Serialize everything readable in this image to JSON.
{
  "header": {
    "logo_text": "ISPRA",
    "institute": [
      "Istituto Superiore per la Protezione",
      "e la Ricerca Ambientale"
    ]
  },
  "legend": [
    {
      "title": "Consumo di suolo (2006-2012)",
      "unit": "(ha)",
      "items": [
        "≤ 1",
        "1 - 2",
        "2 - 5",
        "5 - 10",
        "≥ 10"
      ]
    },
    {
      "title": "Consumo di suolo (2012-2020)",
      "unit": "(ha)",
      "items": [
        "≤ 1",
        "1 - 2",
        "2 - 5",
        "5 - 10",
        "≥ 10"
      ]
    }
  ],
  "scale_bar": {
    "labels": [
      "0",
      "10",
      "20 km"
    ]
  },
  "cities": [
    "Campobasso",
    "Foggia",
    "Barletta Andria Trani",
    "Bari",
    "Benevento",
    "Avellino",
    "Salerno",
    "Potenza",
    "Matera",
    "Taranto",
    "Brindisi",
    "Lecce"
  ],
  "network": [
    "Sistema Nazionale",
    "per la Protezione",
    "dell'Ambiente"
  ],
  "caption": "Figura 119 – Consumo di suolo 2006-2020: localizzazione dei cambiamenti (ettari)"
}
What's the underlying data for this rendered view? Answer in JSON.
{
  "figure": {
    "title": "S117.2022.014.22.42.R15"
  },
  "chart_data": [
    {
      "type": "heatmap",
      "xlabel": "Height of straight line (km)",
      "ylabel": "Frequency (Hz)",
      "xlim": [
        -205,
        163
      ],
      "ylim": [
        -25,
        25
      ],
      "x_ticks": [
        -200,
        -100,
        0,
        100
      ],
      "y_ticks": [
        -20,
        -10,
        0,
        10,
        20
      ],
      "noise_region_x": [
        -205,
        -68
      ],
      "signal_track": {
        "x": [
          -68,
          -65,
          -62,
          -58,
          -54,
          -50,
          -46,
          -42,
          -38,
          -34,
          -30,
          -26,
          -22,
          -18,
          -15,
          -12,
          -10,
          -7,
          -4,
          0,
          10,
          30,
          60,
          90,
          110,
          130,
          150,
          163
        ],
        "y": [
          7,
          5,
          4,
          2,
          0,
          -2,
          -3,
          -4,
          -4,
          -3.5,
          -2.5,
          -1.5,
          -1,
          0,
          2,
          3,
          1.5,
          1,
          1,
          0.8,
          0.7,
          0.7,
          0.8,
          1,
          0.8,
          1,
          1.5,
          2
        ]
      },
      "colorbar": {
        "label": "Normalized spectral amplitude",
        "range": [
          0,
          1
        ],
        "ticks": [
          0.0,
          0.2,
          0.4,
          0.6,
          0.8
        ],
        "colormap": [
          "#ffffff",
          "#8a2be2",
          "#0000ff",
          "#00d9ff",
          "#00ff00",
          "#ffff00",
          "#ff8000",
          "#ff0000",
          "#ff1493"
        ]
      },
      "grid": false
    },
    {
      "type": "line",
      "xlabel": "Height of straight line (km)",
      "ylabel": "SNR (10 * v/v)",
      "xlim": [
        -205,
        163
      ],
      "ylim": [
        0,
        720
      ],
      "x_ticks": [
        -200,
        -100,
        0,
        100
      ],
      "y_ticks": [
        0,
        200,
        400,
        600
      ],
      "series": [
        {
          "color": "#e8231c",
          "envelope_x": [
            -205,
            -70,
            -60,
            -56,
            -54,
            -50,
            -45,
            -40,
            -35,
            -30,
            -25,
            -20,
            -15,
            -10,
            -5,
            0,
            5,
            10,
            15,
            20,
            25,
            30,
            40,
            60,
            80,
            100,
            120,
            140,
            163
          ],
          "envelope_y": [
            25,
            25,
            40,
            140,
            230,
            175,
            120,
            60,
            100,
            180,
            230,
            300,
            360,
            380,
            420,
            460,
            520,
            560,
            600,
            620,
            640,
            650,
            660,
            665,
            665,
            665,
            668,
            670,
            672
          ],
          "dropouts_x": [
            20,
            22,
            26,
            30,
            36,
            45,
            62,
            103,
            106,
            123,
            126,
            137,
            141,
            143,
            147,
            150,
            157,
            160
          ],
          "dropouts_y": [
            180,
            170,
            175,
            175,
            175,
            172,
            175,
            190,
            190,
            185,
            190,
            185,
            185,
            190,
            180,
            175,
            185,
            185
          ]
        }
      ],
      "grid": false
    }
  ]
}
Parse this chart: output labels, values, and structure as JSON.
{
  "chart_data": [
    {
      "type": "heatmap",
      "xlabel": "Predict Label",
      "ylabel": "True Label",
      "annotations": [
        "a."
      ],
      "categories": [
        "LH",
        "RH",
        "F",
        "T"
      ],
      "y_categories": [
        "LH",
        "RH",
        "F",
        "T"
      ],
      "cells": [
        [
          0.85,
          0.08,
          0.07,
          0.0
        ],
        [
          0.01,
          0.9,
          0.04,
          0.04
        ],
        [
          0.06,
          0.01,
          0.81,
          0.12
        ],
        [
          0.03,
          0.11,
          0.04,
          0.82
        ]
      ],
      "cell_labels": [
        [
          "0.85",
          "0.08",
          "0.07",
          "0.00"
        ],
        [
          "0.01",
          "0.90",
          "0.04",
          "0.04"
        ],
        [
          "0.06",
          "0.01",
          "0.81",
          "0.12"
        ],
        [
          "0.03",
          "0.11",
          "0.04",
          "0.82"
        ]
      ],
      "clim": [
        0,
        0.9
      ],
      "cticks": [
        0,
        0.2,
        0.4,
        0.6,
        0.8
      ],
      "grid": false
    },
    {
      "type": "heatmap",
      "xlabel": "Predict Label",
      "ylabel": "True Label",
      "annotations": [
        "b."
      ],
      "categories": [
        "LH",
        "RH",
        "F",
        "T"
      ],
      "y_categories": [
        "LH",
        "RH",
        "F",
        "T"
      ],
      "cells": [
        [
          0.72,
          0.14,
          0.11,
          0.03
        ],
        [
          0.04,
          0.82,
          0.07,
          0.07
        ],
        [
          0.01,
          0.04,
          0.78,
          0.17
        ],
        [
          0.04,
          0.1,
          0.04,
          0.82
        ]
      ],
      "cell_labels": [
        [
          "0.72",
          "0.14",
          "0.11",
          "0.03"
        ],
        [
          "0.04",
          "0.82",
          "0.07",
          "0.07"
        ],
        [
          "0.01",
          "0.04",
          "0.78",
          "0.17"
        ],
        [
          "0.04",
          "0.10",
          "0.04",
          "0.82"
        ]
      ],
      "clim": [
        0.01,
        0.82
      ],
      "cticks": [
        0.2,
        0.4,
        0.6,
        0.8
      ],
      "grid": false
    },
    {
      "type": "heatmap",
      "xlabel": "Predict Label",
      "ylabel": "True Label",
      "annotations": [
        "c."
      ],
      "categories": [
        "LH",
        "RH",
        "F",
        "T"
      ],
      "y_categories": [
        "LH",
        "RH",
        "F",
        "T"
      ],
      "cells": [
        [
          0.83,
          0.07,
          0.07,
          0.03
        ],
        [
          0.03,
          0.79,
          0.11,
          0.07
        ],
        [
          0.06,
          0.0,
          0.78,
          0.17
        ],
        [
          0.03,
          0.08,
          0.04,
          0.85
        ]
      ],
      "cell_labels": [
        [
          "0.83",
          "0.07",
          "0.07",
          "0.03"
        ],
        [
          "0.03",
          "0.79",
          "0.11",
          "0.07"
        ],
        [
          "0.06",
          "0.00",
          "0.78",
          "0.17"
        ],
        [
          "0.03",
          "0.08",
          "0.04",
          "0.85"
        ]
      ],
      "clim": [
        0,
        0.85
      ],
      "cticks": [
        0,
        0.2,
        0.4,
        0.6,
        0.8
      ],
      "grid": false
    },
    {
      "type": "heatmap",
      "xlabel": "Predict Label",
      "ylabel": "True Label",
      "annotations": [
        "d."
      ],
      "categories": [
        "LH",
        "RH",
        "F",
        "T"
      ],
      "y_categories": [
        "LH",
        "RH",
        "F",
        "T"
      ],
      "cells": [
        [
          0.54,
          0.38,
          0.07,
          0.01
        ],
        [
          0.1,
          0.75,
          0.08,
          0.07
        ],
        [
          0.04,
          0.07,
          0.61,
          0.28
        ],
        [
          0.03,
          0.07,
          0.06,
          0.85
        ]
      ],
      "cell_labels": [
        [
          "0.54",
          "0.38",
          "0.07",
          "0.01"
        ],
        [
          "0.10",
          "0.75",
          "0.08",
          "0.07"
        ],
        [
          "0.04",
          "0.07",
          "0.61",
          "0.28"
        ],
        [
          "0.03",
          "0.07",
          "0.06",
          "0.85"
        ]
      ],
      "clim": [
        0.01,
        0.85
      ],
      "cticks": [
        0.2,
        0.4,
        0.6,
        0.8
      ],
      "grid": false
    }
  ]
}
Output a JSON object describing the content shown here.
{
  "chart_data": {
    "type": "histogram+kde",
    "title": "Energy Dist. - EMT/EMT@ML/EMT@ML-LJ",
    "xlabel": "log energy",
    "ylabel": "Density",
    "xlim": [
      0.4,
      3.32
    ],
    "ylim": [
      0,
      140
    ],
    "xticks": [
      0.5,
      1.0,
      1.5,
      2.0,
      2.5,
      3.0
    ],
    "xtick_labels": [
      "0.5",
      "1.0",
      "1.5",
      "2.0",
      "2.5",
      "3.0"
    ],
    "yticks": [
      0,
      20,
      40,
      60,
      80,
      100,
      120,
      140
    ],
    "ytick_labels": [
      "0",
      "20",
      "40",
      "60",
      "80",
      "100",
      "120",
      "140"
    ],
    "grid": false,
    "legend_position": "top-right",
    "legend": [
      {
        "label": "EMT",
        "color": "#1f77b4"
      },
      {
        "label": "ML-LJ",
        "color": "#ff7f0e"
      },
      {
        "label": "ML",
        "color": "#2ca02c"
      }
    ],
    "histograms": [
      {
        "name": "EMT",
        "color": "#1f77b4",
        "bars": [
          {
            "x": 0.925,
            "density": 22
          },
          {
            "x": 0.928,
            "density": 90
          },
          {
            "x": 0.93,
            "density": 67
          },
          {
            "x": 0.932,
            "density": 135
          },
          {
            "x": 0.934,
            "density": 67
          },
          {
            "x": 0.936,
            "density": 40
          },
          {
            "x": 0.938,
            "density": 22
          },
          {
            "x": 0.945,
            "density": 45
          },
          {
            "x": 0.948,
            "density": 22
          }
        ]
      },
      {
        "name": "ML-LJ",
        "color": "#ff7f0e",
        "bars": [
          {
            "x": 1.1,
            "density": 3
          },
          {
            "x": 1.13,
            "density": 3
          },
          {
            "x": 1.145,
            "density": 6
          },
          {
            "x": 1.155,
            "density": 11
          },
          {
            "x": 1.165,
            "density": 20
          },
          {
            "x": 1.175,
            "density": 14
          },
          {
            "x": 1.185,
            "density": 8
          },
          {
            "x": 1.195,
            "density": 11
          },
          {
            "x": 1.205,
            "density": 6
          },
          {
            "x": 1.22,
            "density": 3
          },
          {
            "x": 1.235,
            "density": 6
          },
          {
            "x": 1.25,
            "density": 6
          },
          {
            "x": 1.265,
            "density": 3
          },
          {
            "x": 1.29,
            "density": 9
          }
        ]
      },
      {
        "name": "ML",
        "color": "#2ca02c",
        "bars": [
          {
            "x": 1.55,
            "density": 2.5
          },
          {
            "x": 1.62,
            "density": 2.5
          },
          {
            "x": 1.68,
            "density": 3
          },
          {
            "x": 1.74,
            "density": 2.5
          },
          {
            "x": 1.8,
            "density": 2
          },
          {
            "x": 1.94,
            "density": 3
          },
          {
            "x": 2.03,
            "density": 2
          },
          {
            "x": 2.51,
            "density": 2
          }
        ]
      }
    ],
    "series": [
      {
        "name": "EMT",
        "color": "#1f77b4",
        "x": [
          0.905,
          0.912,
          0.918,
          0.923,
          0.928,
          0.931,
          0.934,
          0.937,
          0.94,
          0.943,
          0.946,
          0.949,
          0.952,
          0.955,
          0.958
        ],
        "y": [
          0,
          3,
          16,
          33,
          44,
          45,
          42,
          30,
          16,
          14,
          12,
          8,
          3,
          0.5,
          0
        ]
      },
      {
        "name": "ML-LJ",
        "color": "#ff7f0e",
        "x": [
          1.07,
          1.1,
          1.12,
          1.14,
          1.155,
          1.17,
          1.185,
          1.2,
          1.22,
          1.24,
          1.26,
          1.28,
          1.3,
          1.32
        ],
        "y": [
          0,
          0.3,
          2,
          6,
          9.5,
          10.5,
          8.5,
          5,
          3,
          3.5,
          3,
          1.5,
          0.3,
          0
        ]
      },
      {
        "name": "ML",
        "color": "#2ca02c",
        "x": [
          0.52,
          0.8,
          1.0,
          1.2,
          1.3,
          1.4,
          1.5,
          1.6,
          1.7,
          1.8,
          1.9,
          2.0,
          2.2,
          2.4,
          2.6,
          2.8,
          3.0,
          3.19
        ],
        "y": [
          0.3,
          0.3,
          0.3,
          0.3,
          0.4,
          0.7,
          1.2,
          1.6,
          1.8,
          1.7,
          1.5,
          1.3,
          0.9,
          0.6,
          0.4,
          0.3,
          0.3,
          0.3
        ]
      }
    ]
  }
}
•••••
▶ SET TASK
Give the count of lines holding the word "Protezione" and nothing more.

▶ SOLUTION TO THIS EXERCISE
2